> **What is needed**:
Output every entry exactly, from the first line to the last.

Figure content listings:
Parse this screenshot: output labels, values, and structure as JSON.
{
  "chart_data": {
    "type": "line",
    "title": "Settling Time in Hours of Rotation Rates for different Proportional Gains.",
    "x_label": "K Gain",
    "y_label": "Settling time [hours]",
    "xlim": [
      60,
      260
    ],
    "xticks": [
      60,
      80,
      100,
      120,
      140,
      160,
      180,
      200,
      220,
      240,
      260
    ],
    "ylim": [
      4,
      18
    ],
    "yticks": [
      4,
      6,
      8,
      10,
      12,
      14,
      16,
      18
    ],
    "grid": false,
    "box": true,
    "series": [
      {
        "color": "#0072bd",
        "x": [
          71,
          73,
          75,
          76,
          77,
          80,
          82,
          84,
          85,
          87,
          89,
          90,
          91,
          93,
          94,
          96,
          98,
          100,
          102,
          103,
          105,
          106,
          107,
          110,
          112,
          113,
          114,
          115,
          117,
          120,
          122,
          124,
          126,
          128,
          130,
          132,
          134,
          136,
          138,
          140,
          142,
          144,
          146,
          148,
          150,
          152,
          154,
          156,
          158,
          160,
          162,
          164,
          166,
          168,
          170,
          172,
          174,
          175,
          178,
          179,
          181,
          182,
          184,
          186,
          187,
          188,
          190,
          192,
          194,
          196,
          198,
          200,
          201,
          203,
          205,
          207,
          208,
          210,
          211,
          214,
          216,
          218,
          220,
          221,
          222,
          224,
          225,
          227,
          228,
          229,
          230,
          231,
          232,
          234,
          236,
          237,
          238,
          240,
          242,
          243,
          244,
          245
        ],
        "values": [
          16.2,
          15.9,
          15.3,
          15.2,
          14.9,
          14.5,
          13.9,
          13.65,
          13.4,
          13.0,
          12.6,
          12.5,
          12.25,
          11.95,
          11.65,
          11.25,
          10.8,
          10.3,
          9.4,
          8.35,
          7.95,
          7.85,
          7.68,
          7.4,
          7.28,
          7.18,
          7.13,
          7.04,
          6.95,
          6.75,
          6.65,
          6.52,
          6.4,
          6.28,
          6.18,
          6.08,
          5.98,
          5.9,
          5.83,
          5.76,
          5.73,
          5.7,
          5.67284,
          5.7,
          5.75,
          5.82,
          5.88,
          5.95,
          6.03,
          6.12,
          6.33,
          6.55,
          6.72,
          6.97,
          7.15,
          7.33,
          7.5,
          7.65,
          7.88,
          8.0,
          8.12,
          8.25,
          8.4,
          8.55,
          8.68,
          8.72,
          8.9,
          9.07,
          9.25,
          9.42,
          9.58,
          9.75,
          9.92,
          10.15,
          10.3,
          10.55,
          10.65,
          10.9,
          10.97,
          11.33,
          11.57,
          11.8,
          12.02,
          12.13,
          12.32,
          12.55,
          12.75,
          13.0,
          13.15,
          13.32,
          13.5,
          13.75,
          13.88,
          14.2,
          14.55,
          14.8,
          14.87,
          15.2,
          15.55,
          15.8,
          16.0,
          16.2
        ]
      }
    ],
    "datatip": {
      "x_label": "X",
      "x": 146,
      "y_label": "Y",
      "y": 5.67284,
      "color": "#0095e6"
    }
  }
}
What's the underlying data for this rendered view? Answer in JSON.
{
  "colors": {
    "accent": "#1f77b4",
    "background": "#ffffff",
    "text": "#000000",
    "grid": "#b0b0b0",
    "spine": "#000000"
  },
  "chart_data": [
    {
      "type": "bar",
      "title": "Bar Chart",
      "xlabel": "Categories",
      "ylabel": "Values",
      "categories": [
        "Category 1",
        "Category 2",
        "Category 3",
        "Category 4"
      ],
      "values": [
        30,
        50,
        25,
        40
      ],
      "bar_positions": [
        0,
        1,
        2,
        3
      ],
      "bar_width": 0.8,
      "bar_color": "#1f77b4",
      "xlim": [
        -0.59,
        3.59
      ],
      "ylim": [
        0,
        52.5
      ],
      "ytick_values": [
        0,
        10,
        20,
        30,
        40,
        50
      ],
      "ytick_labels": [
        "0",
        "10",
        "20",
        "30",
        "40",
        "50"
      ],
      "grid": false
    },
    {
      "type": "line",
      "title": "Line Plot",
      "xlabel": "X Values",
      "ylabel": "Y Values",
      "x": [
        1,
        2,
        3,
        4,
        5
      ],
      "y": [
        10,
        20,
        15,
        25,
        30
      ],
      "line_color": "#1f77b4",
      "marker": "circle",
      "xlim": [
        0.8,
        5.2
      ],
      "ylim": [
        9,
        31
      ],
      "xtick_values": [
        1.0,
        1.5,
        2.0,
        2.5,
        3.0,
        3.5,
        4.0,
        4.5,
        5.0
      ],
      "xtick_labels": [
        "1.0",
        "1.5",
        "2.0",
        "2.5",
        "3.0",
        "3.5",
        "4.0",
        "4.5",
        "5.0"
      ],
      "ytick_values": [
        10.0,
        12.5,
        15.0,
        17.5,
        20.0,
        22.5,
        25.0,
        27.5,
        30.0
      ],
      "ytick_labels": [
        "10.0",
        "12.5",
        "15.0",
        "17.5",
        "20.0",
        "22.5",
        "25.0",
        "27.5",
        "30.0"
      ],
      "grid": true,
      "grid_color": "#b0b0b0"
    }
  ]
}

> **Completed exercise**:
Parse this screenshot: output labels, values, and structure as JSON.
{
  "chart_data": {
    "type": "line",
    "title": "Settling Time in Hours of Rotation Rates for different Proportional Gains.",
    "x_label": "K Gain",
    "y_label": "Settling time [hours]",
    "xlim": [
      60,
      260
    ],
    "xticks": [
      60,
      80,
      100,
      120,
      140,
      160,
      180,
      200,
      220,
      240,
      260
    ],
    "ylim": [
      4,
      18
    ],
    "yticks": [
      4,
      6,
      8,
      10,
      12,
      14,
      16,
      18
    ],
    "grid": false,
    "box": true,
    "series": [
      {
        "color": "#0072bd",
        "x": [
          71,
          73,
          75,
          76,
          77,
          80,
          82,
          84,
          85,
          87,
          89,
          90,
          91,
          93,
          94,
          96,
          98,
          100,
          102,
          103,
          105,
          106,
          107,
          110,
          112,
          113,
          114,
          115,
          117,
          120,
          122,
          124,
          126,
          128,
          130,
          132,
          134,
          136,
          138,
          140,
          142,
          144,
          146,
          148,
          150,
          152,
          154,
          156,
          158,
          160,
          162,
          164,
          166,
          168,
          170,
          172,
          174,
          175,
          178,
          179,
          181,
          182,
          184,
          186,
          187,
          188,
          190,
          192,
          194,
          196,
          198,
          200,
          201,
          203,
          205,
          207,
          208,
          210,
          211,
          214,
          216,
          218,
          220,
          221,
          222,
          224,
          225,
          227,
          228,
          229,
          230,
          231,
          232,
          234,
          236,
          237,
          238,
          240,
          242,
          243,
          244,
          245
        ],
        "values": [
          16.2,
          15.9,
          15.3,
          15.2,
          14.9,
          14.5,
          13.9,
          13.65,
          13.4,
          13.0,
          12.6,
          12.5,
          12.25,
          11.95,
          11.65,
          11.25,
          10.8,
          10.3,
          9.4,
          8.35,
          7.95,
          7.85,
          7.68,
          7.4,
          7.28,
          7.18,
          7.13,
          7.04,
          6.95,
          6.75,
          6.65,
          6.52,
          6.4,
          6.28,
          6.18,
          6.08,
          5.98,
          5.9,
          5.83,
          5.76,
          5.73,
          5.7,
          5.67284,
          5.7,
          5.75,
          5.82,
          5.88,
          5.95,
          6.03,
          6.12,
          6.33,
          6.55,
          6.72,
          6.97,
          7.15,
          7.33,
          7.5,
          7.65,
          7.88,
          8.0,
          8.12,
          8.25,
          8.4,
          8.55,
          8.68,
          8.72,
          8.9,
          9.07,
          9.25,
          9.42,
          9.58,
          9.75,
          9.92,
          10.15,
          10.3,
          10.55,
          10.65,
          10.9,
          10.97,
          11.33,
          11.57,
          11.8,
          12.02,
          12.13,
          12.32,
          12.55,
          12.75,
          13.0,
          13.15,
          13.32,
          13.5,
          13.75,
          13.88,
          14.2,
          14.55,
          14.8,
          14.87,
          15.2,
          15.55,
          15.8,
          16.0,
          16.2
        ]
      }
    ],
    "datatip": {
      "x_label": "X",
      "x": 146,
      "y_label": "Y",
      "y": 5.67284,
      "color": "#0095e6"
    }
  }
}
What's the underlying data for this rendered view? Answer in JSON.
{
  "colors": {
    "accent": "#1f77b4",
    "background": "#ffffff",
    "text": "#000000",
    "grid": "#b0b0b0",
    "spine": "#000000"
  },
  "chart_data": [
    {
      "type": "bar",
      "title": "Bar Chart",
      "xlabel": "Categories",
      "ylabel": "Values",
      "categories": [
        "Category 1",
        "Category 2",
        "Category 3",
        "Category 4"
      ],
      "values": [
        30,
        50,
        25,
        40
      ],
      "bar_positions": [
        0,
        1,
        2,
        3
      ],
      "bar_width": 0.8,
      "bar_color": "#1f77b4",
      "xlim": [
        -0.59,
        3.59
      ],
      "ylim": [
        0,
        52.5
      ],
      "ytick_values": [
        0,
        10,
        20,
        30,
        40,
        50
      ],
      "ytick_labels": [
        "0",
        "10",
        "20",
        "30",
        "40",
        "50"
      ],
      "grid": false
    },
    {
      "type": "line",
      "title": "Line Plot",
      "xlabel": "X Values",
      "ylabel": "Y Values",
      "x": [
        1,
        2,
        3,
        4,
        5
      ],
      "y": [
        10,
        20,
        15,
        25,
        30
      ],
      "line_color": "#1f77b4",
      "marker": "circle",
      "xlim": [
        0.8,
        5.2
      ],
      "ylim": [
        9,
        31
      ],
      "xtick_values": [
        1.0,
        1.5,
        2.0,
        2.5,
        3.0,
        3.5,
        4.0,
        4.5,
        5.0
      ],
      "xtick_labels": [
        "1.0",
        "1.5",
        "2.0",
        "2.5",
        "3.0",
        "3.5",
        "4.0",
        "4.5",
        "5.0"
      ],
      "ytick_values": [
        10.0,
        12.5,
        15.0,
        17.5,
        20.0,
        22.5,
        25.0,
        27.5,
        30.0
      ],
      "ytick_labels": [
        "10.0",
        "12.5",
        "15.0",
        "17.5",
        "20.0",
        "22.5",
        "25.0",
        "27.5",
        "30.0"
      ],
      "grid": true,
      "grid_color": "#b0b0b0"
    }
  ]
}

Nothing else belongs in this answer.